> _What the exercise asks_
Update the items from their first line through the line that contains "sidebar-item-wallet[interactable]: Кошелёк 518", replacing "Избранное" with "Сохранённое" and leaving everything else unchanged. Give only those lines.
------ Data lines ------
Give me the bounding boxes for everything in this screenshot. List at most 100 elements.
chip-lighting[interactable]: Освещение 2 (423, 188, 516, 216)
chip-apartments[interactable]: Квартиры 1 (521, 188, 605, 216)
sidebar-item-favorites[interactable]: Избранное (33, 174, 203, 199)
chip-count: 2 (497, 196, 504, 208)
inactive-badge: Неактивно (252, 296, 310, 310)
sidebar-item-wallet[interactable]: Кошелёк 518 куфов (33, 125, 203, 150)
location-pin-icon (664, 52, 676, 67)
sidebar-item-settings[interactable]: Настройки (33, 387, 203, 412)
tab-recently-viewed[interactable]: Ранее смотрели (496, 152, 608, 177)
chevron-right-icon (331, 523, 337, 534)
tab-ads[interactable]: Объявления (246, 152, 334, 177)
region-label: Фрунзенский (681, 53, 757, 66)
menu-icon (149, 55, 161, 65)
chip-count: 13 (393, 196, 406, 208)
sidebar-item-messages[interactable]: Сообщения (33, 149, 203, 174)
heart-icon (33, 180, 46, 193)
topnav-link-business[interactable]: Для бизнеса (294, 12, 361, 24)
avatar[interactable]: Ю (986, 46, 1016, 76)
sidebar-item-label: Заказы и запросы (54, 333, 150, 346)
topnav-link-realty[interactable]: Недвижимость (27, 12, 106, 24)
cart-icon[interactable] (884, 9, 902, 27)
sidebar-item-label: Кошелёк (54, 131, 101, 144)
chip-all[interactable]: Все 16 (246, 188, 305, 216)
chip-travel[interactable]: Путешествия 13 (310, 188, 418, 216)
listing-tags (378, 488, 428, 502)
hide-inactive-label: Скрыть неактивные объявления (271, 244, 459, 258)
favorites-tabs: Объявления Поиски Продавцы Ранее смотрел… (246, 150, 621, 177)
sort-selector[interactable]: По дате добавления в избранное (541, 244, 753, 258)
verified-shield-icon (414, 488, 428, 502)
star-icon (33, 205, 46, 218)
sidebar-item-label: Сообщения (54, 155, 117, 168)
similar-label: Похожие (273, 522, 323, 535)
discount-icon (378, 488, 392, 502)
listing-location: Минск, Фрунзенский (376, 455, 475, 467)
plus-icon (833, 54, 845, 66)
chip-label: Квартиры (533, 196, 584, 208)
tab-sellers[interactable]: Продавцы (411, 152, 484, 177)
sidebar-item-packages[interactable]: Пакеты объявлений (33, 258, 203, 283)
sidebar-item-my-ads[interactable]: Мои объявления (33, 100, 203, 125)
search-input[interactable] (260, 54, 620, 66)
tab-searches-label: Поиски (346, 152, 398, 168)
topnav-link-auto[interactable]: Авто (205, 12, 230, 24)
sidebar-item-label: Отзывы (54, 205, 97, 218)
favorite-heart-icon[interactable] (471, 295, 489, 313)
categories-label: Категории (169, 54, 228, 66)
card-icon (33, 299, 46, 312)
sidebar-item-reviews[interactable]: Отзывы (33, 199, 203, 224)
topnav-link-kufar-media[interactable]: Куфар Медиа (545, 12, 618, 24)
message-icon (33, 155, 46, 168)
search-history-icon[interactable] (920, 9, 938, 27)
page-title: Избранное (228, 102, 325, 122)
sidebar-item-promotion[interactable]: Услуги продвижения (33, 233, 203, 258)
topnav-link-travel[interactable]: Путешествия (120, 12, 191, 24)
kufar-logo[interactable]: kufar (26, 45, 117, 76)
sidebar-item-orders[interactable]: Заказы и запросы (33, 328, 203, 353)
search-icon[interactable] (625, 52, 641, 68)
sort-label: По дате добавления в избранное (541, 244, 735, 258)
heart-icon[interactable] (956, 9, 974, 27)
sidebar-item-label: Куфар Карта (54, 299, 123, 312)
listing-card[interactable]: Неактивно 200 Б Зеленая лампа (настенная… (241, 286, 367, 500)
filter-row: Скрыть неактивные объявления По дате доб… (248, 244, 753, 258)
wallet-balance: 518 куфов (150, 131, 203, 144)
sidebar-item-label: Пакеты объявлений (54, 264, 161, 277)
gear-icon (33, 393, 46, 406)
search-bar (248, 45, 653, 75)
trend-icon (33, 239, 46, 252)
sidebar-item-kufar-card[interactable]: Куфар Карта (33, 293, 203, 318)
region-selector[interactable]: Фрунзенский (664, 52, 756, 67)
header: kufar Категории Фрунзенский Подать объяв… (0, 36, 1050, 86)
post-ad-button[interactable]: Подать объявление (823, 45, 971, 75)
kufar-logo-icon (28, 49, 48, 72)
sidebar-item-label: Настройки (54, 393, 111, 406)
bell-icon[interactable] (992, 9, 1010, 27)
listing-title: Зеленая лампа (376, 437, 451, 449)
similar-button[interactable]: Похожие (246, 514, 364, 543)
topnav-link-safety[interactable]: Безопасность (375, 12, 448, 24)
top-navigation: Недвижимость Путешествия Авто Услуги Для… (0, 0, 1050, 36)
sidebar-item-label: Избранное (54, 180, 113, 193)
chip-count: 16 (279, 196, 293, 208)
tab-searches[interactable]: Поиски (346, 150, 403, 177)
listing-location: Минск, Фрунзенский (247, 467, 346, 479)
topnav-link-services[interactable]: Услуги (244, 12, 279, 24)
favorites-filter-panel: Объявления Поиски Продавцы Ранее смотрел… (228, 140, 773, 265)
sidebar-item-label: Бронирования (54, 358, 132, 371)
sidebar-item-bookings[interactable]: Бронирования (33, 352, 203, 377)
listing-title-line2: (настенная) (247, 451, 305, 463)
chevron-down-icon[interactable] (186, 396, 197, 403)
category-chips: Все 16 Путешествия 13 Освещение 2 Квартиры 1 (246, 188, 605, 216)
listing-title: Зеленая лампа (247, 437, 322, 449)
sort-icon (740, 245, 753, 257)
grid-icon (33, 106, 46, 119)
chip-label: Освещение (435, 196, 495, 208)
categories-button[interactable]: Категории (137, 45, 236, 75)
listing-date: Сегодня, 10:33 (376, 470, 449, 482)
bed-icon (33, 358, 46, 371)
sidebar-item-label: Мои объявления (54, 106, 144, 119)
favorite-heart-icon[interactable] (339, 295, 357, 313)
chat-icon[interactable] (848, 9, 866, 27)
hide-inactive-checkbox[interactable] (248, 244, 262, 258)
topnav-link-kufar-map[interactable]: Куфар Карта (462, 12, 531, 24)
------
> _Expected answer_
Give me the bounding boxes for everything in this screenshot. List at most 100 elements.
chip-lighting[interactable]: Освещение 2 (423, 188, 516, 216)
chip-apartments[interactable]: Квартиры 1 (521, 188, 605, 216)
sidebar-item-favorites[interactable]: Сохранённое (33, 174, 203, 199)
chip-count: 2 (497, 196, 504, 208)
inactive-badge: Неактивно (252, 296, 310, 310)
sidebar-item-wallet[interactable]: Кошелёк 518 куфов (33, 125, 203, 150)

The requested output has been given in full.